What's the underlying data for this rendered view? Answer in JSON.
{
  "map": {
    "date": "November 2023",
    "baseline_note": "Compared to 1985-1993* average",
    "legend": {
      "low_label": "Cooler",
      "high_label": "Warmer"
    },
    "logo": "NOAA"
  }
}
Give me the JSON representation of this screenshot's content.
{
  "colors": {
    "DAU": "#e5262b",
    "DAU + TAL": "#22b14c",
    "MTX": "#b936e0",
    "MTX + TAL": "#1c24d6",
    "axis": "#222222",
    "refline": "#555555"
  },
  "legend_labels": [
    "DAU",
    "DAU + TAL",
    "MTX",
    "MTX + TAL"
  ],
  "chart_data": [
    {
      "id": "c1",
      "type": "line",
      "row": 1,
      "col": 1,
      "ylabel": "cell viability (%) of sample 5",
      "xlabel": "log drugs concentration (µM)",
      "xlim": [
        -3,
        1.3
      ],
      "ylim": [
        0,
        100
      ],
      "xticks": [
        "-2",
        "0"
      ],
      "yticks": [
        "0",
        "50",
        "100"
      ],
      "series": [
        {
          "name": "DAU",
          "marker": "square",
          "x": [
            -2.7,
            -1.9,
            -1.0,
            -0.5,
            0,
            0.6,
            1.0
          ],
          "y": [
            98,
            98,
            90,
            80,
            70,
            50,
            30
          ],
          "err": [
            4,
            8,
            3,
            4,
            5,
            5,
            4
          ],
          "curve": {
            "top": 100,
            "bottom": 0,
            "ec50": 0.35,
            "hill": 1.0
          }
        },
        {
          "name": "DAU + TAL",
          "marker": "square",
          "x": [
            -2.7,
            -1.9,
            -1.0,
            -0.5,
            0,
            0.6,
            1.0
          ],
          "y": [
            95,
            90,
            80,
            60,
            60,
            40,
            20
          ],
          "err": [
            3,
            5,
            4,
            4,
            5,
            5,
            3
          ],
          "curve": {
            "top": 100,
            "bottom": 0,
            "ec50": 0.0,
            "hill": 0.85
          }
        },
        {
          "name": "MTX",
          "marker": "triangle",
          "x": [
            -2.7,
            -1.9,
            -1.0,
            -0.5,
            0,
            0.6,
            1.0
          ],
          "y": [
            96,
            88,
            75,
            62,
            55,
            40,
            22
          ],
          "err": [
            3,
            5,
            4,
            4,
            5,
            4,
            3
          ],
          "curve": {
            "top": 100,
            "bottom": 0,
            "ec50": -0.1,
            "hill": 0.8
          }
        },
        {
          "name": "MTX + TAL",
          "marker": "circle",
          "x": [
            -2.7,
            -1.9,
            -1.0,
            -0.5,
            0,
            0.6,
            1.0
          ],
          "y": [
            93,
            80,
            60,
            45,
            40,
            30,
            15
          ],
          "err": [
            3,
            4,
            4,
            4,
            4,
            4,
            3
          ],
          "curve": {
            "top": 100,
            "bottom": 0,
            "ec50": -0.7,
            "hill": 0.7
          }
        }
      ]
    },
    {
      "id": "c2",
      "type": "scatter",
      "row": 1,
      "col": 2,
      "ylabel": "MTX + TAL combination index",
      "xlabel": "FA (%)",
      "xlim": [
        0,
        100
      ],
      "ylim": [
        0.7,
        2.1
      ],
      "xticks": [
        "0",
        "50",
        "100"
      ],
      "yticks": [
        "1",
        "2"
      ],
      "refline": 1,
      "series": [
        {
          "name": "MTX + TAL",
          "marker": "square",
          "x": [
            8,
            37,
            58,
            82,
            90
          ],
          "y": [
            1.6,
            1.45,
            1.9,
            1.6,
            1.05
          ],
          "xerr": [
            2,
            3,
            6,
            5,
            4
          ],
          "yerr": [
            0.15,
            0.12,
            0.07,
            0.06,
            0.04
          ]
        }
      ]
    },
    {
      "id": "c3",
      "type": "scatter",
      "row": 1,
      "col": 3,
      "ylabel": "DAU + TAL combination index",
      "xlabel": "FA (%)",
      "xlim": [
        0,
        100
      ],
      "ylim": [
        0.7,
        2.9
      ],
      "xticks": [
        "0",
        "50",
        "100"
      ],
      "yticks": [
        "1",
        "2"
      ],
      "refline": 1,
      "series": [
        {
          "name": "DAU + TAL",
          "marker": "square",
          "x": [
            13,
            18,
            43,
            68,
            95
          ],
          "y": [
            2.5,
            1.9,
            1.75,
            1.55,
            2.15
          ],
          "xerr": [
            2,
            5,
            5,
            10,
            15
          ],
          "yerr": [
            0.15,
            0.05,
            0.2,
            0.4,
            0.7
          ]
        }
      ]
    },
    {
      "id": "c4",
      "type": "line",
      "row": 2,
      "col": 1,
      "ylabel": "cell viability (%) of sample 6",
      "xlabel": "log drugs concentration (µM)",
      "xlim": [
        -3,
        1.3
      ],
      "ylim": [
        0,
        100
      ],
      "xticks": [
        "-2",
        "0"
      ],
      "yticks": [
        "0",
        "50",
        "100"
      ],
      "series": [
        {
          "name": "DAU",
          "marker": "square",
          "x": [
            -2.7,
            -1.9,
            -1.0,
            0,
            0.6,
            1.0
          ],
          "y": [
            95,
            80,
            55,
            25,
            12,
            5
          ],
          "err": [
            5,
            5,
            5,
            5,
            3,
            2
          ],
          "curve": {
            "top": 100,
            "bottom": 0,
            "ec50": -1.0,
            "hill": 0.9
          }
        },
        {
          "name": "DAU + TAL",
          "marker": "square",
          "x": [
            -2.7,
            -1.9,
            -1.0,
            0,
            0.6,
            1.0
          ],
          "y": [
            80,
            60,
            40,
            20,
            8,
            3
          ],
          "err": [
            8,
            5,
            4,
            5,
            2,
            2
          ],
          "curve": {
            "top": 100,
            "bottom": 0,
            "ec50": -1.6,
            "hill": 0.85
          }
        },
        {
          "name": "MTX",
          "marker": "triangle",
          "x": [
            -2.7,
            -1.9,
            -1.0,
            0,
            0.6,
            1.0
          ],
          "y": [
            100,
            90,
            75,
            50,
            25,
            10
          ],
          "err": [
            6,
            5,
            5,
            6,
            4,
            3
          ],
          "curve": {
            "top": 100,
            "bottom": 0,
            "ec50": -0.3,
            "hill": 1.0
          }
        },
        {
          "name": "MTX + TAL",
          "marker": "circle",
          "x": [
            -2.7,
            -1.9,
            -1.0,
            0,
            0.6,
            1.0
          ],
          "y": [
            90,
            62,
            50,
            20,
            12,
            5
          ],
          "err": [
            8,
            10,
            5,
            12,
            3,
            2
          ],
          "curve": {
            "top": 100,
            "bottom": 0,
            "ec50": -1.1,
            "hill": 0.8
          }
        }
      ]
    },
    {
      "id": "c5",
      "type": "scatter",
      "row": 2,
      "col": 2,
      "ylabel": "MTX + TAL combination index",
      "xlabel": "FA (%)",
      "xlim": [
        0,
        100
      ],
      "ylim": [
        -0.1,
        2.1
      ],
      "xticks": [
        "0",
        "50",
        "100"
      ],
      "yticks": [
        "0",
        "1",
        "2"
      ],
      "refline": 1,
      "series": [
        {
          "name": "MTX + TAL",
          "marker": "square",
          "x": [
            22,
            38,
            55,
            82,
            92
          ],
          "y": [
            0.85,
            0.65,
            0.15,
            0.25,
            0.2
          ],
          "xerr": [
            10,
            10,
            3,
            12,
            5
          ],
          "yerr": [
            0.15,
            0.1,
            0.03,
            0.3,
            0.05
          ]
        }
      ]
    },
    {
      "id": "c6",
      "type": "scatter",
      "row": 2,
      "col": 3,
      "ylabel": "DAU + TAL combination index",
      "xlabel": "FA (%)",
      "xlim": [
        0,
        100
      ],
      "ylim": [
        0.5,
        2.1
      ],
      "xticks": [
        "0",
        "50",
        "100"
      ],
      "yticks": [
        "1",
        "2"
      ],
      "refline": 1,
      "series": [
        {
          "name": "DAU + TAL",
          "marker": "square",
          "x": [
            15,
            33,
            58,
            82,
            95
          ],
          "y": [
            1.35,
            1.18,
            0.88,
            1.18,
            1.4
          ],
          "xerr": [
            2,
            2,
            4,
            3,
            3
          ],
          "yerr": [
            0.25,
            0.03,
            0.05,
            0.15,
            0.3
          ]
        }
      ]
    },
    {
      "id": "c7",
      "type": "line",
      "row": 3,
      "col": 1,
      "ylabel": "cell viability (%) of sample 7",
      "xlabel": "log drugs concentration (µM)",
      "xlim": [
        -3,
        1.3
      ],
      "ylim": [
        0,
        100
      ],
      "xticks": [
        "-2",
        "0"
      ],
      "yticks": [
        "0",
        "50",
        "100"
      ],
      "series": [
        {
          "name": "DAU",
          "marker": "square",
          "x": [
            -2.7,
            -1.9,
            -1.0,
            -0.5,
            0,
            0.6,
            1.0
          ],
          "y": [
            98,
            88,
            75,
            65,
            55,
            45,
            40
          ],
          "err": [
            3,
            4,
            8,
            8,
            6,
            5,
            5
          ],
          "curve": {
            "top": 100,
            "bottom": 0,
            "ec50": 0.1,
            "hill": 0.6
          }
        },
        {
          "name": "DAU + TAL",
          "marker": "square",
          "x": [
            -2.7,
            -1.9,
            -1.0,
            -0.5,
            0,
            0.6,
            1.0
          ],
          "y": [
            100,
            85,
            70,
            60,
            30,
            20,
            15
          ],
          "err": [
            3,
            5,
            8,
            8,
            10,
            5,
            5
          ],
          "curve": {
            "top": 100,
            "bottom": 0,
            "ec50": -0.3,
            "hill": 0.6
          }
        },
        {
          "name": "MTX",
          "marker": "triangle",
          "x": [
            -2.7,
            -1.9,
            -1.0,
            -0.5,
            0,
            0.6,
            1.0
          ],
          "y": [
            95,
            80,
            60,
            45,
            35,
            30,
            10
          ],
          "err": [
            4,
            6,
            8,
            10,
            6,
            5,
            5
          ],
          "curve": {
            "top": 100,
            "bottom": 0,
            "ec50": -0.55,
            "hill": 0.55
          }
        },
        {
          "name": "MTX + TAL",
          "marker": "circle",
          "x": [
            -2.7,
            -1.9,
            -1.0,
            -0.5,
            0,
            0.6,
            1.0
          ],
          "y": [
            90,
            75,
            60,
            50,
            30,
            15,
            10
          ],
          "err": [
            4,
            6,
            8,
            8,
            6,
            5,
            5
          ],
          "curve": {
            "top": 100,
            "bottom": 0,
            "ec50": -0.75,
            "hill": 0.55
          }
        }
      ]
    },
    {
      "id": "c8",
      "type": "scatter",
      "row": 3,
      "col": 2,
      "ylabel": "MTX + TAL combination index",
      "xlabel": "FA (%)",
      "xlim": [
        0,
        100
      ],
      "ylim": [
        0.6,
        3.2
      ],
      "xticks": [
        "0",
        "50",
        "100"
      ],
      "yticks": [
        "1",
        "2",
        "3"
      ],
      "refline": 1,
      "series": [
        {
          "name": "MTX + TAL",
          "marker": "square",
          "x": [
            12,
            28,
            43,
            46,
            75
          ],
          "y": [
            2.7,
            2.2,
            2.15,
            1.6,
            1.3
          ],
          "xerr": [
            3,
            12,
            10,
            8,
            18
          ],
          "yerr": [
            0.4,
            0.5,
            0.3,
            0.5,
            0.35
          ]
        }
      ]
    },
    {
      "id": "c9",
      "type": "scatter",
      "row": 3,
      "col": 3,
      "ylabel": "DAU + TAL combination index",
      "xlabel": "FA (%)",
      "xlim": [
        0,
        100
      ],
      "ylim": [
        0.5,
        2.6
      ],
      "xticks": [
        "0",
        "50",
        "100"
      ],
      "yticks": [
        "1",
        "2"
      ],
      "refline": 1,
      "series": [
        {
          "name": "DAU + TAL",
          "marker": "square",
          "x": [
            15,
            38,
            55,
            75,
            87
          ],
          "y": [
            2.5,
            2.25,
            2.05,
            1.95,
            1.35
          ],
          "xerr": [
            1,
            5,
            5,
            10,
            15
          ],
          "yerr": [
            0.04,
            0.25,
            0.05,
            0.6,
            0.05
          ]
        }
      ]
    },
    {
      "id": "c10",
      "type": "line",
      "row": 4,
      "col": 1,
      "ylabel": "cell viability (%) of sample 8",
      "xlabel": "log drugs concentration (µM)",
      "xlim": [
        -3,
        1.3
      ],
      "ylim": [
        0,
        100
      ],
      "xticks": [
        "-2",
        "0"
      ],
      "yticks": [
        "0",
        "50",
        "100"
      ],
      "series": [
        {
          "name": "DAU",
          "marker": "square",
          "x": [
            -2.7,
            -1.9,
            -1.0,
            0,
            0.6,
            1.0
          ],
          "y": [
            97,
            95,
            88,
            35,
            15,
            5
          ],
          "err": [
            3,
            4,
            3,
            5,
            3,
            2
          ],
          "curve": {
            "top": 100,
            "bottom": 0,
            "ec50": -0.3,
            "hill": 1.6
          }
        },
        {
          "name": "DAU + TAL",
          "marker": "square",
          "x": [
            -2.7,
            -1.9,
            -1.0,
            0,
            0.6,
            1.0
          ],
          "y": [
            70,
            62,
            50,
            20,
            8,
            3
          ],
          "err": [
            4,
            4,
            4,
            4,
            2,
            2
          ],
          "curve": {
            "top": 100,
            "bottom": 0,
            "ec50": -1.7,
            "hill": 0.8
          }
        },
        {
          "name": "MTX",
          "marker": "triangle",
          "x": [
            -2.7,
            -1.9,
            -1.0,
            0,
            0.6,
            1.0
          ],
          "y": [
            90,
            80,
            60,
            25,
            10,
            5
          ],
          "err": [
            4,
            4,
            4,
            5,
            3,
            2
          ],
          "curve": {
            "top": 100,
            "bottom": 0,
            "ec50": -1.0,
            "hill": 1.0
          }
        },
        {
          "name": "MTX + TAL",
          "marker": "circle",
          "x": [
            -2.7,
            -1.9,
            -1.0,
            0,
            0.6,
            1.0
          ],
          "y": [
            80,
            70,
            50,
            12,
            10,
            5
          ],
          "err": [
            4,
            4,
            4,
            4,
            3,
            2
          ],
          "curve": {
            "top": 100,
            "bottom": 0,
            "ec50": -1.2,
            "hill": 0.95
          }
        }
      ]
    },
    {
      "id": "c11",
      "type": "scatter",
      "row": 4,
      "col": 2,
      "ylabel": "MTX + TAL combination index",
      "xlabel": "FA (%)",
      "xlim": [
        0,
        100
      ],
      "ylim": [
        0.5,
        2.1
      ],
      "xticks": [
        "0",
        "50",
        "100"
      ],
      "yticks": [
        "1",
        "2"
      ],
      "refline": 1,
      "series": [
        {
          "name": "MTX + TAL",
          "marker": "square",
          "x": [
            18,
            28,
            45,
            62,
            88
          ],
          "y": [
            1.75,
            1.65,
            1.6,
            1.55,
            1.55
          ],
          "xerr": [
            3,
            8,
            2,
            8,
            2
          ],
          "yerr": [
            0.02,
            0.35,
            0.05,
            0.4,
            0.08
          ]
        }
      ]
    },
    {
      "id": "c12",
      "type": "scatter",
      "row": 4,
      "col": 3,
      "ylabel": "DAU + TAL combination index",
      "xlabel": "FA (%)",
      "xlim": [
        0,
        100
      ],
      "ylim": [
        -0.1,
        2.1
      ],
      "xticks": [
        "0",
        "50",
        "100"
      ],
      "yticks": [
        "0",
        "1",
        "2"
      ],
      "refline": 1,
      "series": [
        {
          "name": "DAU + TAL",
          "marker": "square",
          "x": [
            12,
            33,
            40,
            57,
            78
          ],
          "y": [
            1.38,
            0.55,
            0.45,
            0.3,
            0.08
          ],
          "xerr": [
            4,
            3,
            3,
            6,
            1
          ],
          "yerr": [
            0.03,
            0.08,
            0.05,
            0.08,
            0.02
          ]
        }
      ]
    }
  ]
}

**Exercise task:**
Find the word "viability" in the entries above and gather every line that holds it.

**Expected answer:**
      "ylabel": "cell viability (%) of sample 5",
      "ylabel": "cell viability (%) of sample 6",
      "ylabel": "cell viability (%) of sample 7",
      "ylabel": "cell viability (%) of sample 8",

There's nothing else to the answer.